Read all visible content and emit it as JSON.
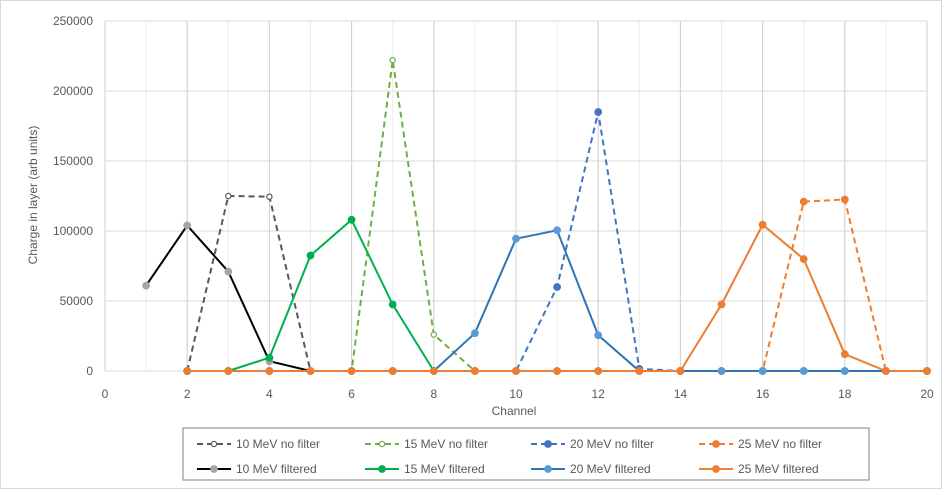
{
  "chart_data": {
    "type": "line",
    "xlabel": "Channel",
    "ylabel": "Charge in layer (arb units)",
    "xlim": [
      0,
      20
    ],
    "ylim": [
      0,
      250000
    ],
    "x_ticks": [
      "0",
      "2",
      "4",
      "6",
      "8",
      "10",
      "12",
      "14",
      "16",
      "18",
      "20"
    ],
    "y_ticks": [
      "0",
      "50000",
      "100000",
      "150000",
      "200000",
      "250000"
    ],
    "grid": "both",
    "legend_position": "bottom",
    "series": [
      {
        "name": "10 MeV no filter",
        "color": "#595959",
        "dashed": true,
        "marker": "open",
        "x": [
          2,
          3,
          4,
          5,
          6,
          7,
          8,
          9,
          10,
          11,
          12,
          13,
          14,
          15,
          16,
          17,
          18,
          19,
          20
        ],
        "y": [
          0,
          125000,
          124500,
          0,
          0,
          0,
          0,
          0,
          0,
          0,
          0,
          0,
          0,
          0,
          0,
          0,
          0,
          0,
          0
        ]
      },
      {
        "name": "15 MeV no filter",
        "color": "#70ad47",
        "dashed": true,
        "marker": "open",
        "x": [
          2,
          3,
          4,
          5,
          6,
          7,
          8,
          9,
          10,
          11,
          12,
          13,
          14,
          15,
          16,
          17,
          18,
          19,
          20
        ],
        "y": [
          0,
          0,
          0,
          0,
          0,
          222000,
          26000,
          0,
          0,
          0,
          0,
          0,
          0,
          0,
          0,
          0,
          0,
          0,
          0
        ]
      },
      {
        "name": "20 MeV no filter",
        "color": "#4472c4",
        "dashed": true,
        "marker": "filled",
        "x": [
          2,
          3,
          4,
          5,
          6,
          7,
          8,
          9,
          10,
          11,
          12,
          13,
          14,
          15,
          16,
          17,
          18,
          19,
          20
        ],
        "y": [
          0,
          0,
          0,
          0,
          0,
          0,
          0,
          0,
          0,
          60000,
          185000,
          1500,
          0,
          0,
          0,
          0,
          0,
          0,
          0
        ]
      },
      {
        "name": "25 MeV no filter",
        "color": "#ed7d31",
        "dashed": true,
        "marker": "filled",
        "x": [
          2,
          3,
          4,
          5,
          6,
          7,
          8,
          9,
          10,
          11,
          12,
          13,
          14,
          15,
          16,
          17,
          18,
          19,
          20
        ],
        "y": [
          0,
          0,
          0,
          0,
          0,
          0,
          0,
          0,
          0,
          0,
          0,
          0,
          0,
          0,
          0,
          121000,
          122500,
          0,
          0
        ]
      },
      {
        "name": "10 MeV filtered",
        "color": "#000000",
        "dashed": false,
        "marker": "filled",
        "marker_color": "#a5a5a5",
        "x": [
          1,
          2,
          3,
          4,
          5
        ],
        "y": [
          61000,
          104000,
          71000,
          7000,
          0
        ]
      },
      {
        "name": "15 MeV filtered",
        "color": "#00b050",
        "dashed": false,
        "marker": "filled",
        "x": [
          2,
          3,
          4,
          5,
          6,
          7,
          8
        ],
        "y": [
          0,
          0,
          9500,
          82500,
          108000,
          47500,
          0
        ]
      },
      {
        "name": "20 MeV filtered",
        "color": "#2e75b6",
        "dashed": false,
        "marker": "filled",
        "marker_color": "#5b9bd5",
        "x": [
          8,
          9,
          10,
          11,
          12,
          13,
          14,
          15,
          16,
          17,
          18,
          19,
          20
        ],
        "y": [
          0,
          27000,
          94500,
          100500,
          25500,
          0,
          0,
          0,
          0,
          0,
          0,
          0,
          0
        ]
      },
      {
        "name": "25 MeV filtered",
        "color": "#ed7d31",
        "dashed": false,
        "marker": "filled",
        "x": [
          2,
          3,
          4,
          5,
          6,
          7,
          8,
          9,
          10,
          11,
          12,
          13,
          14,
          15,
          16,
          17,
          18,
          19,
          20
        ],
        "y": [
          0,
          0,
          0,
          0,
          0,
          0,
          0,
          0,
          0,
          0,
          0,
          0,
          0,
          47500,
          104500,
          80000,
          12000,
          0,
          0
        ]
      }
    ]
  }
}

::::

** What this task involves **
Pictures are to be left out; the records above must be repeated word for word.

** Result of the exercise **
Read all visible content and emit it as JSON.
{
  "chart_data": {
    "type": "line",
    "xlabel": "Channel",
    "ylabel": "Charge in layer (arb units)",
    "xlim": [
      0,
      20
    ],
    "ylim": [
      0,
      250000
    ],
    "x_ticks": [
      "0",
      "2",
      "4",
      "6",
      "8",
      "10",
      "12",
      "14",
      "16",
      "18",
      "20"
    ],
    "y_ticks": [
      "0",
      "50000",
      "100000",
      "150000",
      "200000",
      "250000"
    ],
    "grid": "both",
    "legend_position": "bottom",
    "series": [
      {
        "name": "10 MeV no filter",
        "color": "#595959",
        "dashed": true,
        "marker": "open",
        "x": [
          2,
          3,
          4,
          5,
          6,
          7,
          8,
          9,
          10,
          11,
          12,
          13,
          14,
          15,
          16,
          17,
          18,
          19,
          20
        ],
        "y": [
          0,
          125000,
          124500,
          0,
          0,
          0,
          0,
          0,
          0,
          0,
          0,
          0,
          0,
          0,
          0,
          0,
          0,
          0,
          0
        ]
      },
      {
        "name": "15 MeV no filter",
        "color": "#70ad47",
        "dashed": true,
        "marker": "open",
        "x": [
          2,
          3,
          4,
          5,
          6,
          7,
          8,
          9,
          10,
          11,
          12,
          13,
          14,
          15,
          16,
          17,
          18,
          19,
          20
        ],
        "y": [
          0,
          0,
          0,
          0,
          0,
          222000,
          26000,
          0,
          0,
          0,
          0,
          0,
          0,
          0,
          0,
          0,
          0,
          0,
          0
        ]
      },
      {
        "name": "20 MeV no filter",
        "color": "#4472c4",
        "dashed": true,
        "marker": "filled",
        "x": [
          2,
          3,
          4,
          5,
          6,
          7,
          8,
          9,
          10,
          11,
          12,
          13,
          14,
          15,
          16,
          17,
          18,
          19,
          20
        ],
        "y": [
          0,
          0,
          0,
          0,
          0,
          0,
          0,
          0,
          0,
          60000,
          185000,
          1500,
          0,
          0,
          0,
          0,
          0,
          0,
          0
        ]
      },
      {
        "name": "25 MeV no filter",
        "color": "#ed7d31",
        "dashed": true,
        "marker": "filled",
        "x": [
          2,
          3,
          4,
          5,
          6,
          7,
          8,
          9,
          10,
          11,
          12,
          13,
          14,
          15,
          16,
          17,
          18,
          19,
          20
        ],
        "y": [
          0,
          0,
          0,
          0,
          0,
          0,
          0,
          0,
          0,
          0,
          0,
          0,
          0,
          0,
          0,
          121000,
          122500,
          0,
          0
        ]
      },
      {
        "name": "10 MeV filtered",
        "color": "#000000",
        "dashed": false,
        "marker": "filled",
        "marker_color": "#a5a5a5",
        "x": [
          1,
          2,
          3,
          4,
          5
        ],
        "y": [
          61000,
          104000,
          71000,
          7000,
          0
        ]
      },
      {
        "name": "15 MeV filtered",
        "color": "#00b050",
        "dashed": false,
        "marker": "filled",
        "x": [
          2,
          3,
          4,
          5,
          6,
          7,
          8
        ],
        "y": [
          0,
          0,
          9500,
          82500,
          108000,
          47500,
          0
        ]
      },
      {
        "name": "20 MeV filtered",
        "color": "#2e75b6",
        "dashed": false,
        "marker": "filled",
        "marker_color": "#5b9bd5",
        "x": [
          8,
          9,
          10,
          11,
          12,
          13,
          14,
          15,
          16,
          17,
          18,
          19,
          20
        ],
        "y": [
          0,
          27000,
          94500,
          100500,
          25500,
          0,
          0,
          0,
          0,
          0,
          0,
          0,
          0
        ]
      },
      {
        "name": "25 MeV filtered",
        "color": "#ed7d31",
        "dashed": false,
        "marker": "filled",
        "x": [
          2,
          3,
          4,
          5,
          6,
          7,
          8,
          9,
          10,
          11,
          12,
          13,
          14,
          15,
          16,
          17,
          18,
          19,
          20
        ],
        "y": [
          0,
          0,
          0,
          0,
          0,
          0,
          0,
          0,
          0,
          0,
          0,
          0,
          0,
          47500,
          104500,
          80000,
          12000,
          0,
          0
        ]
      }
    ]
  }
}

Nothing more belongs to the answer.